Exercise description
Would you set down every entry shown below, precisely as written?

Provided records
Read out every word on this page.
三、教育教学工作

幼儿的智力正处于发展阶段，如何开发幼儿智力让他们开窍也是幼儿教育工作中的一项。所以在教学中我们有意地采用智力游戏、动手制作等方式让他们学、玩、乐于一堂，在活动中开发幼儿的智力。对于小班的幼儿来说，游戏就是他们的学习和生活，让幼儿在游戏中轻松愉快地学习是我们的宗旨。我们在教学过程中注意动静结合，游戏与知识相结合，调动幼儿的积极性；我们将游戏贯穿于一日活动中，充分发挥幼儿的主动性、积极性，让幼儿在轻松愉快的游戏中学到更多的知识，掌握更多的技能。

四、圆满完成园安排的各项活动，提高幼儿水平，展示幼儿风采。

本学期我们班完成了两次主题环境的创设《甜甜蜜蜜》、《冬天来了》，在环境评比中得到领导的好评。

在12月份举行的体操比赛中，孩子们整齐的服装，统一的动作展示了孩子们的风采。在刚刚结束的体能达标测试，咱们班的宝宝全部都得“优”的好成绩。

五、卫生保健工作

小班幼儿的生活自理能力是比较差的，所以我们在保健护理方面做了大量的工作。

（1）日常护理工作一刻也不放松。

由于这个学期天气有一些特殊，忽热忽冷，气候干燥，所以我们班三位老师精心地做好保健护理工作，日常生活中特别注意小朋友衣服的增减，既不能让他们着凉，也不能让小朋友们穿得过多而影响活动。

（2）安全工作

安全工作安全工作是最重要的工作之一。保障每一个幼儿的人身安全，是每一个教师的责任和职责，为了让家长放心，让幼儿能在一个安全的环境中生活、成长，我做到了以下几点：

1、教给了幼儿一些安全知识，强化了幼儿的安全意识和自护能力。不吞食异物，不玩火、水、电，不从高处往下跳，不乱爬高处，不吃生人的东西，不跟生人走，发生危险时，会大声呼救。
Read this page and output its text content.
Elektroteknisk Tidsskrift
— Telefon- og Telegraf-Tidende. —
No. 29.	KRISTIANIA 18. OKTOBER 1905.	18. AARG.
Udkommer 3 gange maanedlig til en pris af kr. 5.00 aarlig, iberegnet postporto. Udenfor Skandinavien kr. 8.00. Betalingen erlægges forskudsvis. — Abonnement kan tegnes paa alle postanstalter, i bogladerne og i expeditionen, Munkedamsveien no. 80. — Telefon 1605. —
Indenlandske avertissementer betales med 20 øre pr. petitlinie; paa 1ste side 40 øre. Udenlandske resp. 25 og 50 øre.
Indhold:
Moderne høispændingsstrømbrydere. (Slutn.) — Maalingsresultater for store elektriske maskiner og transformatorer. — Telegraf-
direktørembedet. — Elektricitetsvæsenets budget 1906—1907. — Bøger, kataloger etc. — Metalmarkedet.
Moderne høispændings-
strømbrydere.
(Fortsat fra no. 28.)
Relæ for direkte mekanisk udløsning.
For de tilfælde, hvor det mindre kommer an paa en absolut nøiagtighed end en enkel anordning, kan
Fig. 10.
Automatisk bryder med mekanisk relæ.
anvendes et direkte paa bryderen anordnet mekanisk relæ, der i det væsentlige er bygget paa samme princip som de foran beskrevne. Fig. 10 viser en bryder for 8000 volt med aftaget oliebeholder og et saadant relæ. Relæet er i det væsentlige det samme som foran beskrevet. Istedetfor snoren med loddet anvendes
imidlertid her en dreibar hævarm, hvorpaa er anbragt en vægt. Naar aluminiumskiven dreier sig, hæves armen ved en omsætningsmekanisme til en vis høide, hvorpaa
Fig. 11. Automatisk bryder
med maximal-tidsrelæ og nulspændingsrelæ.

Worked answer
Read out every word on this page.
三、教育教学工作

幼儿的智力正处于发展阶段，如何开发幼儿智力让他们开窍也是幼儿教育工作中的一项。所以在教学中我们有意地采用智力游戏、动手制作等方式让他们学、玩、乐于一堂，在活动中开发幼儿的智力。对于小班的幼儿来说，游戏就是他们的学习和生活，让幼儿在游戏中轻松愉快地学习是我们的宗旨。我们在教学过程中注意动静结合，游戏与知识相结合，调动幼儿的积极性；我们将游戏贯穿于一日活动中，充分发挥幼儿的主动性、积极性，让幼儿在轻松愉快的游戏中学到更多的知识，掌握更多的技能。

四、圆满完成园安排的各项活动，提高幼儿水平，展示幼儿风采。

本学期我们班完成了两次主题环境的创设《甜甜蜜蜜》、《冬天来了》，在环境评比中得到领导的好评。

在12月份举行的体操比赛中，孩子们整齐的服装，统一的动作展示了孩子们的风采。在刚刚结束的体能达标测试，咱们班的宝宝全部都得“优”的好成绩。

五、卫生保健工作

小班幼儿的生活自理能力是比较差的，所以我们在保健护理方面做了大量的工作。

（1）日常护理工作一刻也不放松。

由于这个学期天气有一些特殊，忽热忽冷，气候干燥，所以我们班三位老师精心地做好保健护理工作，日常生活中特别注意小朋友衣服的增减，既不能让他们着凉，也不能让小朋友们穿得过多而影响活动。

（2）安全工作

安全工作安全工作是最重要的工作之一。保障每一个幼儿的人身安全，是每一个教师的责任和职责，为了让家长放心，让幼儿能在一个安全的环境中生活、成长，我做到了以下几点：

1、教给了幼儿一些安全知识，强化了幼儿的安全意识和自护能力。不吞食异物，不玩火、水、电，不从高处往下跳，不乱爬高处，不吃生人的东西，不跟生人走，发生危险时，会大声呼救。
Read this page and output its text content.
Elektroteknisk Tidsskrift
— Telefon- og Telegraf-Tidende. —
No. 29.	KRISTIANIA 18. OKTOBER 1905.	18. AARG.
Udkommer 3 gange maanedlig til en pris af kr. 5.00 aarlig, iberegnet postporto. Udenfor Skandinavien kr. 8.00. Betalingen erlægges forskudsvis. — Abonnement kan tegnes paa alle postanstalter, i bogladerne og i expeditionen, Munkedamsveien no. 80. — Telefon 1605. —
Indenlandske avertissementer betales med 20 øre pr. petitlinie; paa 1ste side 40 øre. Udenlandske resp. 25 og 50 øre.
Indhold:
Moderne høispændingsstrømbrydere. (Slutn.) — Maalingsresultater for store elektriske maskiner og transformatorer. — Telegraf-
direktørembedet. — Elektricitetsvæsenets budget 1906—1907. — Bøger, kataloger etc. — Metalmarkedet.
Moderne høispændings-
strømbrydere.
(Fortsat fra no. 28.)
Relæ for direkte mekanisk udløsning.
For de tilfælde, hvor det mindre kommer an paa en absolut nøiagtighed end en enkel anordning, kan
Fig. 10.
Automatisk bryder med mekanisk relæ.
anvendes et direkte paa bryderen anordnet mekanisk relæ, der i det væsentlige er bygget paa samme princip som de foran beskrevne. Fig. 10 viser en bryder for 8000 volt med aftaget oliebeholder og et saadant relæ. Relæet er i det væsentlige det samme som foran beskrevet. Istedetfor snoren med loddet anvendes
imidlertid her en dreibar hævarm, hvorpaa er anbragt en vægt. Naar aluminiumskiven dreier sig, hæves armen ved en omsætningsmekanisme til en vis høide, hvorpaa
Fig. 11. Automatisk bryder
med maximal-tidsrelæ og nulspændingsrelæ.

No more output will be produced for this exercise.